▶ [Stated problem] Would you restate all the data that follows, word for word?

▶ [Entries provided]
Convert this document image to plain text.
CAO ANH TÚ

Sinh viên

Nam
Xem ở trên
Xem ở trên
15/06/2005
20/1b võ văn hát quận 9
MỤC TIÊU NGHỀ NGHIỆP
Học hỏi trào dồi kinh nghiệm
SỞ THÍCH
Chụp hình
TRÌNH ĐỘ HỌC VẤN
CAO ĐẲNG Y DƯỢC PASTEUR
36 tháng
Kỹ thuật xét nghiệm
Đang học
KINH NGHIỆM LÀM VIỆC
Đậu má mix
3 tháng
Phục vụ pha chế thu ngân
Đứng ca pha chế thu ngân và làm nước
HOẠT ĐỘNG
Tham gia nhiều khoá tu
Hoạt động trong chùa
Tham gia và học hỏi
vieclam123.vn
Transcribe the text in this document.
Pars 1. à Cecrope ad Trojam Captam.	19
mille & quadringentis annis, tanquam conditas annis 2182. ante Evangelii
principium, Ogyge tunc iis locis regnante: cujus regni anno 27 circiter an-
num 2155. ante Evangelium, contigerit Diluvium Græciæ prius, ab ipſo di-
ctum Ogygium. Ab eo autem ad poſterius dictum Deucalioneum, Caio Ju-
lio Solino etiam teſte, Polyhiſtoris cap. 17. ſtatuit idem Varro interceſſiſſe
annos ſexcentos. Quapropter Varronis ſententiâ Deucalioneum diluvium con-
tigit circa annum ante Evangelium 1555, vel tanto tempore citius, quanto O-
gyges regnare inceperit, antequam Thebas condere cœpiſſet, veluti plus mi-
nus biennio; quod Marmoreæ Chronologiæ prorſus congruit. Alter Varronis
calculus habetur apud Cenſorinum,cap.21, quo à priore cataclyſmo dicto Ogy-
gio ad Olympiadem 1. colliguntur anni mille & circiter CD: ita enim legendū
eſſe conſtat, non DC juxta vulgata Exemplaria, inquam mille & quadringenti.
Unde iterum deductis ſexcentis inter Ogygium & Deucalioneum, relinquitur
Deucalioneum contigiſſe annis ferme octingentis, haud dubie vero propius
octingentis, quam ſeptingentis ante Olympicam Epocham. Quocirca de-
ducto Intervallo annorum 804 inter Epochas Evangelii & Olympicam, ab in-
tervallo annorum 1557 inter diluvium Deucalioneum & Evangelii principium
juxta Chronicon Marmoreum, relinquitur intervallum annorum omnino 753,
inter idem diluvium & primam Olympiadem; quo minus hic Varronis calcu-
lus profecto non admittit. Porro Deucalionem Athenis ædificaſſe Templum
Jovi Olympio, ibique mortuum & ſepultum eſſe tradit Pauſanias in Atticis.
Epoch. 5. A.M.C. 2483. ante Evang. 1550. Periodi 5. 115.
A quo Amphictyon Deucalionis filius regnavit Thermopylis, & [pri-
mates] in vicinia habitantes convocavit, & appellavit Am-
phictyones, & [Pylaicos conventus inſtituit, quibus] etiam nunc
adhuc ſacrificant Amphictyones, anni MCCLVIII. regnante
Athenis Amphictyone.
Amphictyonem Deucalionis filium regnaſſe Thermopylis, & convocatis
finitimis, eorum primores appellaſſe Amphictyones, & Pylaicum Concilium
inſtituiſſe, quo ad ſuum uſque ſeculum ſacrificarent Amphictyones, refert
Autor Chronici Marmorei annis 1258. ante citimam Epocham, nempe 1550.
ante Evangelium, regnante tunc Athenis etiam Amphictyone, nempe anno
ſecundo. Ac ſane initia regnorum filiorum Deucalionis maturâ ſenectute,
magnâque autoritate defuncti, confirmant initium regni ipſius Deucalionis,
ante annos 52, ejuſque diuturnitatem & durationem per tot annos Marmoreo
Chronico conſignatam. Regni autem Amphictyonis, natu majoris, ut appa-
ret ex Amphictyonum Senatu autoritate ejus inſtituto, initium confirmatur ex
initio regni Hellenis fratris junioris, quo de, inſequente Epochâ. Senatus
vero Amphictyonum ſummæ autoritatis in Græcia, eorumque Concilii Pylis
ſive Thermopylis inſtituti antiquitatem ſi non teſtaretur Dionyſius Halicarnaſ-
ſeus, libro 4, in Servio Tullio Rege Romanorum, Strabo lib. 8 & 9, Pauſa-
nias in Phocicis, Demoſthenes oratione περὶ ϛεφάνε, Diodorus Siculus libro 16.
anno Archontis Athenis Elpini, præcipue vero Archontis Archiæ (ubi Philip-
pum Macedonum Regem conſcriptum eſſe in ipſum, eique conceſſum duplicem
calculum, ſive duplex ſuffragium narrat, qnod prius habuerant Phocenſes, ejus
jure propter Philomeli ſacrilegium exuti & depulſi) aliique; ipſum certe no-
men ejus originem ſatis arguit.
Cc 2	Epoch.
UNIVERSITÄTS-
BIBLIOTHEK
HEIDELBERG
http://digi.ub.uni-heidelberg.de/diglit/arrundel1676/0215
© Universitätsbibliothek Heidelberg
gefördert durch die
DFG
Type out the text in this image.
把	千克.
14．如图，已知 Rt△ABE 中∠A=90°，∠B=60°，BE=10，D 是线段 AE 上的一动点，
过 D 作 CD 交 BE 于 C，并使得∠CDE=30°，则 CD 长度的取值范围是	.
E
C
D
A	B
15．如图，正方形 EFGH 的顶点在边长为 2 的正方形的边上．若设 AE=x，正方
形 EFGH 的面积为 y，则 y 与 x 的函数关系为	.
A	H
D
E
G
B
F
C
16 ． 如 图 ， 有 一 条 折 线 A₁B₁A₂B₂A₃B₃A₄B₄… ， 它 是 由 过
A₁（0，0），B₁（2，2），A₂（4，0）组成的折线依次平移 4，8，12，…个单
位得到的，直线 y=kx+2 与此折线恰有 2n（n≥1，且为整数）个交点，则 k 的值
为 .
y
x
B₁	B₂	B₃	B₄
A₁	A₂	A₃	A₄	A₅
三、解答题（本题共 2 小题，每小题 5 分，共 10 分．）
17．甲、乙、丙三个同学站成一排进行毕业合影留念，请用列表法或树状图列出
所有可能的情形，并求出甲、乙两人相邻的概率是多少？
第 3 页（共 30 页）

▶ [Worked solution]
Convert this document image to plain text.
CAO ANH TÚ

Sinh viên

Nam
Xem ở trên
Xem ở trên
15/06/2005
20/1b võ văn hát quận 9
MỤC TIÊU NGHỀ NGHIỆP
Học hỏi trào dồi kinh nghiệm
SỞ THÍCH
Chụp hình
TRÌNH ĐỘ HỌC VẤN
CAO ĐẲNG Y DƯỢC PASTEUR
36 tháng
Kỹ thuật xét nghiệm
Đang học
KINH NGHIỆM LÀM VIỆC
Đậu má mix
3 tháng
Phục vụ pha chế thu ngân
Đứng ca pha chế thu ngân và làm nước
HOẠT ĐỘNG
Tham gia nhiều khoá tu
Hoạt động trong chùa
Tham gia và học hỏi
vieclam123.vn
Transcribe the text in this document.
Pars 1. à Cecrope ad Trojam Captam.	19
mille & quadringentis annis, tanquam conditas annis 2182. ante Evangelii
principium, Ogyge tunc iis locis regnante: cujus regni anno 27 circiter an-
num 2155. ante Evangelium, contigerit Diluvium Græciæ prius, ab ipſo di-
ctum Ogygium. Ab eo autem ad poſterius dictum Deucalioneum, Caio Ju-
lio Solino etiam teſte, Polyhiſtoris cap. 17. ſtatuit idem Varro interceſſiſſe
annos ſexcentos. Quapropter Varronis ſententiâ Deucalioneum diluvium con-
tigit circa annum ante Evangelium 1555, vel tanto tempore citius, quanto O-
gyges regnare inceperit, antequam Thebas condere cœpiſſet, veluti plus mi-
nus biennio; quod Marmoreæ Chronologiæ prorſus congruit. Alter Varronis
calculus habetur apud Cenſorinum,cap.21, quo à priore cataclyſmo dicto Ogy-
gio ad Olympiadem 1. colliguntur anni mille & circiter CD: ita enim legendū
eſſe conſtat, non DC juxta vulgata Exemplaria, inquam mille & quadringenti.
Unde iterum deductis ſexcentis inter Ogygium & Deucalioneum, relinquitur
Deucalioneum contigiſſe annis ferme octingentis, haud dubie vero propius
octingentis, quam ſeptingentis ante Olympicam Epocham. Quocirca de-
ducto Intervallo annorum 804 inter Epochas Evangelii & Olympicam, ab in-
tervallo annorum 1557 inter diluvium Deucalioneum & Evangelii principium
juxta Chronicon Marmoreum, relinquitur intervallum annorum omnino 753,
inter idem diluvium & primam Olympiadem; quo minus hic Varronis calcu-
lus profecto non admittit. Porro Deucalionem Athenis ædificaſſe Templum
Jovi Olympio, ibique mortuum & ſepultum eſſe tradit Pauſanias in Atticis.
Epoch. 5. A.M.C. 2483. ante Evang. 1550. Periodi 5. 115.
A quo Amphictyon Deucalionis filius regnavit Thermopylis, & [pri-
mates] in vicinia habitantes convocavit, & appellavit Am-
phictyones, & [Pylaicos conventus inſtituit, quibus] etiam nunc
adhuc ſacrificant Amphictyones, anni MCCLVIII. regnante
Athenis Amphictyone.
Amphictyonem Deucalionis filium regnaſſe Thermopylis, & convocatis
finitimis, eorum primores appellaſſe Amphictyones, & Pylaicum Concilium
inſtituiſſe, quo ad ſuum uſque ſeculum ſacrificarent Amphictyones, refert
Autor Chronici Marmorei annis 1258. ante citimam Epocham, nempe 1550.
ante Evangelium, regnante tunc Athenis etiam Amphictyone, nempe anno
ſecundo. Ac ſane initia regnorum filiorum Deucalionis maturâ ſenectute,
magnâque autoritate defuncti, confirmant initium regni ipſius Deucalionis,
ante annos 52, ejuſque diuturnitatem & durationem per tot annos Marmoreo
Chronico conſignatam. Regni autem Amphictyonis, natu majoris, ut appa-
ret ex Amphictyonum Senatu autoritate ejus inſtituto, initium confirmatur ex
initio regni Hellenis fratris junioris, quo de, inſequente Epochâ. Senatus
vero Amphictyonum ſummæ autoritatis in Græcia, eorumque Concilii Pylis
ſive Thermopylis inſtituti antiquitatem ſi non teſtaretur Dionyſius Halicarnaſ-
ſeus, libro 4, in Servio Tullio Rege Romanorum, Strabo lib. 8 & 9, Pauſa-
nias in Phocicis, Demoſthenes oratione περὶ ϛεφάνε, Diodorus Siculus libro 16.
anno Archontis Athenis Elpini, præcipue vero Archontis Archiæ (ubi Philip-
pum Macedonum Regem conſcriptum eſſe in ipſum, eique conceſſum duplicem
calculum, ſive duplex ſuffragium narrat, qnod prius habuerant Phocenſes, ejus
jure propter Philomeli ſacrilegium exuti & depulſi) aliique; ipſum certe no-
men ejus originem ſatis arguit.
Cc 2	Epoch.
UNIVERSITÄTS-
BIBLIOTHEK
HEIDELBERG
http://digi.ub.uni-heidelberg.de/diglit/arrundel1676/0215
© Universitätsbibliothek Heidelberg
gefördert durch die
DFG
Type out the text in this image.
把	千克.
14．如图，已知 Rt△ABE 中∠A=90°，∠B=60°，BE=10，D 是线段 AE 上的一动点，
过 D 作 CD 交 BE 于 C，并使得∠CDE=30°，则 CD 长度的取值范围是	.
E
C
D
A	B
15．如图，正方形 EFGH 的顶点在边长为 2 的正方形的边上．若设 AE=x，正方
形 EFGH 的面积为 y，则 y 与 x 的函数关系为	.
A	H
D
E
G
B
F
C
16 ． 如 图 ， 有 一 条 折 线 A₁B₁A₂B₂A₃B₃A₄B₄… ， 它 是 由 过
A₁（0，0），B₁（2，2），A₂（4，0）组成的折线依次平移 4，8，12，…个单
位得到的，直线 y=kx+2 与此折线恰有 2n（n≥1，且为整数）个交点，则 k 的值
为 .
y
x
B₁	B₂	B₃	B₄
A₁	A₂	A₃	A₄	A₅
三、解答题（本题共 2 小题，每小题 5 分，共 10 分．）
17．甲、乙、丙三个同学站成一排进行毕业合影留念，请用列表法或树状图列出
所有可能的情形，并求出甲、乙两人相邻的概率是多少？
第 3 页（共 30 页）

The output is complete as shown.